---- Data for this task
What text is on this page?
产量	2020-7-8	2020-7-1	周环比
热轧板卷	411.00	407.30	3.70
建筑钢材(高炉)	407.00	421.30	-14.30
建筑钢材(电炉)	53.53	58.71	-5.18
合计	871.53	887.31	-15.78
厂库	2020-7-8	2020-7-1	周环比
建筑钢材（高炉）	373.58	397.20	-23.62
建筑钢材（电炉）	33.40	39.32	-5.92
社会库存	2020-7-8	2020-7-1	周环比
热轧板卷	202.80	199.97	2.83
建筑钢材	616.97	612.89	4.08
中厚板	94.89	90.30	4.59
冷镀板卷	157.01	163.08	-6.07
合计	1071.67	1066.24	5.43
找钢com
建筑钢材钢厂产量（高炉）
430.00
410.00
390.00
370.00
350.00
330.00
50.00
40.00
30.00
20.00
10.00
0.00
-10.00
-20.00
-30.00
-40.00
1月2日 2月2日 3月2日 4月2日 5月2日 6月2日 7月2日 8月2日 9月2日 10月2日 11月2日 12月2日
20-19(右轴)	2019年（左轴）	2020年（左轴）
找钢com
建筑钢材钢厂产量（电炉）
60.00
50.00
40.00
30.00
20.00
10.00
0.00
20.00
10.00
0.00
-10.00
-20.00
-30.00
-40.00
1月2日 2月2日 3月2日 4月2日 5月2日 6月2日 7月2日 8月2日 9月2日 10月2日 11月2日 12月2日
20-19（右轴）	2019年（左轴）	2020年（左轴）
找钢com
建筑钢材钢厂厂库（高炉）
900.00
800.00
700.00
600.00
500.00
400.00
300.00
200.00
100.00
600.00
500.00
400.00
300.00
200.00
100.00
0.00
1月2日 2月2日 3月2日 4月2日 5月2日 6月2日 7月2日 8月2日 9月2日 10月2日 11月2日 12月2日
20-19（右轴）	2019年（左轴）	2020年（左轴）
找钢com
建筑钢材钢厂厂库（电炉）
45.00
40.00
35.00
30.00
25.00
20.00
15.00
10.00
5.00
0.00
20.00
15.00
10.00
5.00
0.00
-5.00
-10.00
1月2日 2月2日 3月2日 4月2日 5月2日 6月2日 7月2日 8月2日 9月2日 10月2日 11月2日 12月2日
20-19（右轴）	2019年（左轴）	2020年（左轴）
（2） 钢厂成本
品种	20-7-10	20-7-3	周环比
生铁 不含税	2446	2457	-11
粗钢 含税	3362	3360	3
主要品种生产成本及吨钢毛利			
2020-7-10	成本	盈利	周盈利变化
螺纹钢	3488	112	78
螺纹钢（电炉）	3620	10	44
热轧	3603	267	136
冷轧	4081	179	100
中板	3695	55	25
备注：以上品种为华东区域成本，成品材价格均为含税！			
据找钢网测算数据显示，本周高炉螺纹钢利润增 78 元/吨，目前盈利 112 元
--------
= Stated problem =
Repeat all the entries exactly as given.

= Response to the exercise =
What text is on this page?
产量	2020-7-8	2020-7-1	周环比
热轧板卷	411.00	407.30	3.70
建筑钢材(高炉)	407.00	421.30	-14.30
建筑钢材(电炉)	53.53	58.71	-5.18
合计	871.53	887.31	-15.78
厂库	2020-7-8	2020-7-1	周环比
建筑钢材（高炉）	373.58	397.20	-23.62
建筑钢材（电炉）	33.40	39.32	-5.92
社会库存	2020-7-8	2020-7-1	周环比
热轧板卷	202.80	199.97	2.83
建筑钢材	616.97	612.89	4.08
中厚板	94.89	90.30	4.59
冷镀板卷	157.01	163.08	-6.07
合计	1071.67	1066.24	5.43
找钢com
建筑钢材钢厂产量（高炉）
430.00
410.00
390.00
370.00
350.00
330.00
50.00
40.00
30.00
20.00
10.00
0.00
-10.00
-20.00
-30.00
-40.00
1月2日 2月2日 3月2日 4月2日 5月2日 6月2日 7月2日 8月2日 9月2日 10月2日 11月2日 12月2日
20-19(右轴)	2019年（左轴）	2020年（左轴）
找钢com
建筑钢材钢厂产量（电炉）
60.00
50.00
40.00
30.00
20.00
10.00
0.00
20.00
10.00
0.00
-10.00
-20.00
-30.00
-40.00
1月2日 2月2日 3月2日 4月2日 5月2日 6月2日 7月2日 8月2日 9月2日 10月2日 11月2日 12月2日
20-19（右轴）	2019年（左轴）	2020年（左轴）
找钢com
建筑钢材钢厂厂库（高炉）
900.00
800.00
700.00
600.00
500.00
400.00
300.00
200.00
100.00
600.00
500.00
400.00
300.00
200.00
100.00
0.00
1月2日 2月2日 3月2日 4月2日 5月2日 6月2日 7月2日 8月2日 9月2日 10月2日 11月2日 12月2日
20-19（右轴）	2019年（左轴）	2020年（左轴）
找钢com
建筑钢材钢厂厂库（电炉）
45.00
40.00
35.00
30.00
25.00
20.00
15.00
10.00
5.00
0.00
20.00
15.00
10.00
5.00
0.00
-5.00
-10.00
1月2日 2月2日 3月2日 4月2日 5月2日 6月2日 7月2日 8月2日 9月2日 10月2日 11月2日 12月2日
20-19（右轴）	2019年（左轴）	2020年（左轴）
（2） 钢厂成本
品种	20-7-10	20-7-3	周环比
生铁 不含税	2446	2457	-11
粗钢 含税	3362	3360	3
主要品种生产成本及吨钢毛利			
2020-7-10	成本	盈利	周盈利变化
螺纹钢	3488	112	78
螺纹钢（电炉）	3620	10	44
热轧	3603	267	136
冷轧	4081	179	100
中板	3695	55	25
备注：以上品种为华东区域成本，成品材价格均为含税！			
据找钢网测算数据显示，本周高炉螺纹钢利润增 78 元/吨，目前盈利 112 元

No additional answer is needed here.